Extracted records:
◆ ◆ ◆ ◆ ◆
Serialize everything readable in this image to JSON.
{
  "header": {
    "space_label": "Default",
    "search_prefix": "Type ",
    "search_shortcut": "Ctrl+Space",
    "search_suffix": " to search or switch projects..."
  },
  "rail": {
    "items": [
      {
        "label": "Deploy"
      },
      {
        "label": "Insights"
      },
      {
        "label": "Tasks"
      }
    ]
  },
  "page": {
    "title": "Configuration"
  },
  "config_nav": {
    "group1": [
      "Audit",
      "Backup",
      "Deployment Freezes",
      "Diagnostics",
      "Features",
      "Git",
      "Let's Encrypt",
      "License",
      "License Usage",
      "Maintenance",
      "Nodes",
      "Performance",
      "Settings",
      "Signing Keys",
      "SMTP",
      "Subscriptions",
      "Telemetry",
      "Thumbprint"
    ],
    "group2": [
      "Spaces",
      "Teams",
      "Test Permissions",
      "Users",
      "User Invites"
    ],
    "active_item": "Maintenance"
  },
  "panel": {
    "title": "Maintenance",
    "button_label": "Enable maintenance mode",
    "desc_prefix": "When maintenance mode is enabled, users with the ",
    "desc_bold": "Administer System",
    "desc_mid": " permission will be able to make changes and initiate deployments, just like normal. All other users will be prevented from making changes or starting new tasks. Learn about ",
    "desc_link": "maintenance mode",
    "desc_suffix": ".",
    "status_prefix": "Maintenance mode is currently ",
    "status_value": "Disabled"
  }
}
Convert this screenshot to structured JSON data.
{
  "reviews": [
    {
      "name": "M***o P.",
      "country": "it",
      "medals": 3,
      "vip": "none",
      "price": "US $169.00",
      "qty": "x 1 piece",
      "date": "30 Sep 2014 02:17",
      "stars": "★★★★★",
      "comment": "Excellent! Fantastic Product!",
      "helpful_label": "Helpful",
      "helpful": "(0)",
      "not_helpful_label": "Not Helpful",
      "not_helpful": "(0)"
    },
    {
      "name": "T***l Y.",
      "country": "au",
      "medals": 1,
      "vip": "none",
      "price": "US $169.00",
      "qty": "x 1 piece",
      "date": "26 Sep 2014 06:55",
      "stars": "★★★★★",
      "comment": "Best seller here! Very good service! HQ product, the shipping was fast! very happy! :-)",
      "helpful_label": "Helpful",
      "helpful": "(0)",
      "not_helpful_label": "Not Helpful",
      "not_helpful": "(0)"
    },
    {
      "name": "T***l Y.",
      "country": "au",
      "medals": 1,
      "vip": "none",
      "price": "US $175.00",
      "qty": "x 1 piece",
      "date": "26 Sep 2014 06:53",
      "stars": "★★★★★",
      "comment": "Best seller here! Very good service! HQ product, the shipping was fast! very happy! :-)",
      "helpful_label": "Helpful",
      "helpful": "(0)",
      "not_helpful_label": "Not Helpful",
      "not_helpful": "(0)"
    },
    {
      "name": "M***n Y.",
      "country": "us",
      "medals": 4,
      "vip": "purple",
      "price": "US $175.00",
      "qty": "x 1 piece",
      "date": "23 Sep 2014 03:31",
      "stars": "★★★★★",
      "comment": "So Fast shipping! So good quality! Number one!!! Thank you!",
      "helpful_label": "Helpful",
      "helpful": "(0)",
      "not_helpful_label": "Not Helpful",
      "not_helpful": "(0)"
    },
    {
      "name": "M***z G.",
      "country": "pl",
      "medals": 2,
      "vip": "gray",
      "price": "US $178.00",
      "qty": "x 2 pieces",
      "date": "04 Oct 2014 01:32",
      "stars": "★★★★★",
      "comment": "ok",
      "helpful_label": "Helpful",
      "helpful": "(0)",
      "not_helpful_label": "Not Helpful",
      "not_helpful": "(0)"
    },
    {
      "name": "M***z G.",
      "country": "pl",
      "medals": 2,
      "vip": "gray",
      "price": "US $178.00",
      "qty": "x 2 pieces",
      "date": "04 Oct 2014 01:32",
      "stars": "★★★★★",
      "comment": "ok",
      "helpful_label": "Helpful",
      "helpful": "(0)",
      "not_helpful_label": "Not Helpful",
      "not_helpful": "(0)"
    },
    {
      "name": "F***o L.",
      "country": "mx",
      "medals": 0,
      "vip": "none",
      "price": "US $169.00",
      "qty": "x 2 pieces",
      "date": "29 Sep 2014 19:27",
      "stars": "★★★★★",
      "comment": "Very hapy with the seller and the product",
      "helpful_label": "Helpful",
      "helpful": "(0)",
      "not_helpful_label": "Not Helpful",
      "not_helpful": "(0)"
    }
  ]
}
◆ ◆ ◆ ◆ ◆
Reproduce the data, keeping every line exactly the same.

Serialize everything readable in this image to JSON.
{
  "header": {
    "space_label": "Default",
    "search_prefix": "Type ",
    "search_shortcut": "Ctrl+Space",
    "search_suffix": " to search or switch projects..."
  },
  "rail": {
    "items": [
      {
        "label": "Deploy"
      },
      {
        "label": "Insights"
      },
      {
        "label": "Tasks"
      }
    ]
  },
  "page": {
    "title": "Configuration"
  },
  "config_nav": {
    "group1": [
      "Audit",
      "Backup",
      "Deployment Freezes",
      "Diagnostics",
      "Features",
      "Git",
      "Let's Encrypt",
      "License",
      "License Usage",
      "Maintenance",
      "Nodes",
      "Performance",
      "Settings",
      "Signing Keys",
      "SMTP",
      "Subscriptions",
      "Telemetry",
      "Thumbprint"
    ],
    "group2": [
      "Spaces",
      "Teams",
      "Test Permissions",
      "Users",
      "User Invites"
    ],
    "active_item": "Maintenance"
  },
  "panel": {
    "title": "Maintenance",
    "button_label": "Enable maintenance mode",
    "desc_prefix": "When maintenance mode is enabled, users with the ",
    "desc_bold": "Administer System",
    "desc_mid": " permission will be able to make changes and initiate deployments, just like normal. All other users will be prevented from making changes or starting new tasks. Learn about ",
    "desc_link": "maintenance mode",
    "desc_suffix": ".",
    "status_prefix": "Maintenance mode is currently ",
    "status_value": "Disabled"
  }
}
Convert this screenshot to structured JSON data.
{
  "reviews": [
    {
      "name": "M***o P.",
      "country": "it",
      "medals": 3,
      "vip": "none",
      "price": "US $169.00",
      "qty": "x 1 piece",
      "date": "30 Sep 2014 02:17",
      "stars": "★★★★★",
      "comment": "Excellent! Fantastic Product!",
      "helpful_label": "Helpful",
      "helpful": "(0)",
      "not_helpful_label": "Not Helpful",
      "not_helpful": "(0)"
    },
    {
      "name": "T***l Y.",
      "country": "au",
      "medals": 1,
      "vip": "none",
      "price": "US $169.00",
      "qty": "x 1 piece",
      "date": "26 Sep 2014 06:55",
      "stars": "★★★★★",
      "comment": "Best seller here! Very good service! HQ product, the shipping was fast! very happy! :-)",
      "helpful_label": "Helpful",
      "helpful": "(0)",
      "not_helpful_label": "Not Helpful",
      "not_helpful": "(0)"
    },
    {
      "name": "T***l Y.",
      "country": "au",
      "medals": 1,
      "vip": "none",
      "price": "US $175.00",
      "qty": "x 1 piece",
      "date": "26 Sep 2014 06:53",
      "stars": "★★★★★",
      "comment": "Best seller here! Very good service! HQ product, the shipping was fast! very happy! :-)",
      "helpful_label": "Helpful",
      "helpful": "(0)",
      "not_helpful_label": "Not Helpful",
      "not_helpful": "(0)"
    },
    {
      "name": "M***n Y.",
      "country": "us",
      "medals": 4,
      "vip": "purple",
      "price": "US $175.00",
      "qty": "x 1 piece",
      "date": "23 Sep 2014 03:31",
      "stars": "★★★★★",
      "comment": "So Fast shipping! So good quality! Number one!!! Thank you!",
      "helpful_label": "Helpful",
      "helpful": "(0)",
      "not_helpful_label": "Not Helpful",
      "not_helpful": "(0)"
    },
    {
      "name": "M***z G.",
      "country": "pl",
      "medals": 2,
      "vip": "gray",
      "price": "US $178.00",
      "qty": "x 2 pieces",
      "date": "04 Oct 2014 01:32",
      "stars": "★★★★★",
      "comment": "ok",
      "helpful_label": "Helpful",
      "helpful": "(0)",
      "not_helpful_label": "Not Helpful",
      "not_helpful": "(0)"
    },
    {
      "name": "M***z G.",
      "country": "pl",
      "medals": 2,
      "vip": "gray",
      "price": "US $178.00",
      "qty": "x 2 pieces",
      "date": "04 Oct 2014 01:32",
      "stars": "★★★★★",
      "comment": "ok",
      "helpful_label": "Helpful",
      "helpful": "(0)",
      "not_helpful_label": "Not Helpful",
      "not_helpful": "(0)"
    },
    {
      "name": "F***o L.",
      "country": "mx",
      "medals": 0,
      "vip": "none",
      "price": "US $169.00",
      "qty": "x 2 pieces",
      "date": "29 Sep 2014 19:27",
      "stars": "★★★★★",
      "comment": "Very hapy with the seller and the product",
      "helpful_label": "Helpful",
      "helpful": "(0)",
      "not_helpful_label": "Not Helpful",
      "not_helpful": "(0)"
    }
  ]
}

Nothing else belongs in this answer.